What to work on
Make an exact copy of all the records.
┏━━
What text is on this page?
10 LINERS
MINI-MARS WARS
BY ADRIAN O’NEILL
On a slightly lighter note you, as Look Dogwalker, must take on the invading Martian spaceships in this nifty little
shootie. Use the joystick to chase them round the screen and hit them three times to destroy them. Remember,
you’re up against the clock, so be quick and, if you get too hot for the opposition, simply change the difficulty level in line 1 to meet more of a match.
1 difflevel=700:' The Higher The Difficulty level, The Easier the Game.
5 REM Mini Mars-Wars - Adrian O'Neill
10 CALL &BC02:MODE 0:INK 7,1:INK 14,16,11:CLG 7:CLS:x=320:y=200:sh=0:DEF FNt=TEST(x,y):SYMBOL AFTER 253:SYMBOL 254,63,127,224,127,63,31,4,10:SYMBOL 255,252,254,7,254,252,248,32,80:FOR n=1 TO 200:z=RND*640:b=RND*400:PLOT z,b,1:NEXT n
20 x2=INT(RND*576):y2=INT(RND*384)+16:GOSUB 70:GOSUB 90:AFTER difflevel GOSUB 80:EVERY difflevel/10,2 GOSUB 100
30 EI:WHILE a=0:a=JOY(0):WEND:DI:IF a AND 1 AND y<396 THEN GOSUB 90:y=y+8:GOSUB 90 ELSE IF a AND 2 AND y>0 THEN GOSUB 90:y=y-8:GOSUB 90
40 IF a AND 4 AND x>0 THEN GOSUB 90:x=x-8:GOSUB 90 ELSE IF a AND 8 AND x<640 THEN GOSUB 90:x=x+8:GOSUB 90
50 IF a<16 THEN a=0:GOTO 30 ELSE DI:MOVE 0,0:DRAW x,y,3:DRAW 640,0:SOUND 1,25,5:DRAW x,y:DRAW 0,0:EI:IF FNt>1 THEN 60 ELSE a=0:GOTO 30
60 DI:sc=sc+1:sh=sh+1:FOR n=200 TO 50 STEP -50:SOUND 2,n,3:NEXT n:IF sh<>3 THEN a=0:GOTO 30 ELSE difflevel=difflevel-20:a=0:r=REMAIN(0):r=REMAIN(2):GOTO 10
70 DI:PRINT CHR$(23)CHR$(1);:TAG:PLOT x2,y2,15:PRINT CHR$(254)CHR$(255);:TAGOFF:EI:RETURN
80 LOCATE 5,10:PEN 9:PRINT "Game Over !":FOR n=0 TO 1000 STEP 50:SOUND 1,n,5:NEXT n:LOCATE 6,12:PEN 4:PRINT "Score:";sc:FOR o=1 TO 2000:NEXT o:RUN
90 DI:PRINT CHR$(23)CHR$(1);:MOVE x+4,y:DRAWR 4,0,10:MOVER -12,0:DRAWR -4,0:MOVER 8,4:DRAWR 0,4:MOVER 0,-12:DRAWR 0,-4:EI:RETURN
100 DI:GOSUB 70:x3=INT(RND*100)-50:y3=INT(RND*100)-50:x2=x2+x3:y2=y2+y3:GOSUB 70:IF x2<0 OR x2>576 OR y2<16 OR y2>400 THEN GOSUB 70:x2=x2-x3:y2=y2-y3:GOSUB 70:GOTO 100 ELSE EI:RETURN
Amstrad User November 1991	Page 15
┗━━
Task output
What text is on this page?
10 LINERS
MINI-MARS WARS
BY ADRIAN O’NEILL
On a slightly lighter note you, as Look Dogwalker, must take on the invading Martian spaceships in this nifty little
shootie. Use the joystick to chase them round the screen and hit them three times to destroy them. Remember,
you’re up against the clock, so be quick and, if you get too hot for the opposition, simply change the difficulty level in line 1 to meet more of a match.
1 difflevel=700:' The Higher The Difficulty level, The Easier the Game.
5 REM Mini Mars-Wars - Adrian O'Neill
10 CALL &BC02:MODE 0:INK 7,1:INK 14,16,11:CLG 7:CLS:x=320:y=200:sh=0:DEF FNt=TEST(x,y):SYMBOL AFTER 253:SYMBOL 254,63,127,224,127,63,31,4,10:SYMBOL 255,252,254,7,254,252,248,32,80:FOR n=1 TO 200:z=RND*640:b=RND*400:PLOT z,b,1:NEXT n
20 x2=INT(RND*576):y2=INT(RND*384)+16:GOSUB 70:GOSUB 90:AFTER difflevel GOSUB 80:EVERY difflevel/10,2 GOSUB 100
30 EI:WHILE a=0:a=JOY(0):WEND:DI:IF a AND 1 AND y<396 THEN GOSUB 90:y=y+8:GOSUB 90 ELSE IF a AND 2 AND y>0 THEN GOSUB 90:y=y-8:GOSUB 90
40 IF a AND 4 AND x>0 THEN GOSUB 90:x=x-8:GOSUB 90 ELSE IF a AND 8 AND x<640 THEN GOSUB 90:x=x+8:GOSUB 90
50 IF a<16 THEN a=0:GOTO 30 ELSE DI:MOVE 0,0:DRAW x,y,3:DRAW 640,0:SOUND 1,25,5:DRAW x,y:DRAW 0,0:EI:IF FNt>1 THEN 60 ELSE a=0:GOTO 30
60 DI:sc=sc+1:sh=sh+1:FOR n=200 TO 50 STEP -50:SOUND 2,n,3:NEXT n:IF sh<>3 THEN a=0:GOTO 30 ELSE difflevel=difflevel-20:a=0:r=REMAIN(0):r=REMAIN(2):GOTO 10
70 DI:PRINT CHR$(23)CHR$(1);:TAG:PLOT x2,y2,15:PRINT CHR$(254)CHR$(255);:TAGOFF:EI:RETURN
80 LOCATE 5,10:PEN 9:PRINT "Game Over !":FOR n=0 TO 1000 STEP 50:SOUND 1,n,5:NEXT n:LOCATE 6,12:PEN 4:PRINT "Score:";sc:FOR o=1 TO 2000:NEXT o:RUN
90 DI:PRINT CHR$(23)CHR$(1);:MOVE x+4,y:DRAWR 4,0,10:MOVER -12,0:DRAWR -4,0:MOVER 8,4:DRAWR 0,4:MOVER 0,-12:DRAWR 0,-4:EI:RETURN
100 DI:GOSUB 70:x3=INT(RND*100)-50:y3=INT(RND*100)-50:x2=x2+x3:y2=y2+y3:GOSUB 70:IF x2<0 OR x2>576 OR y2<16 OR y2>400 THEN GOSUB 70:x2=x2-x3:y2=y2-y3:GOSUB 70:GOTO 100 ELSE EI:RETURN
Amstrad User November 1991	Page 15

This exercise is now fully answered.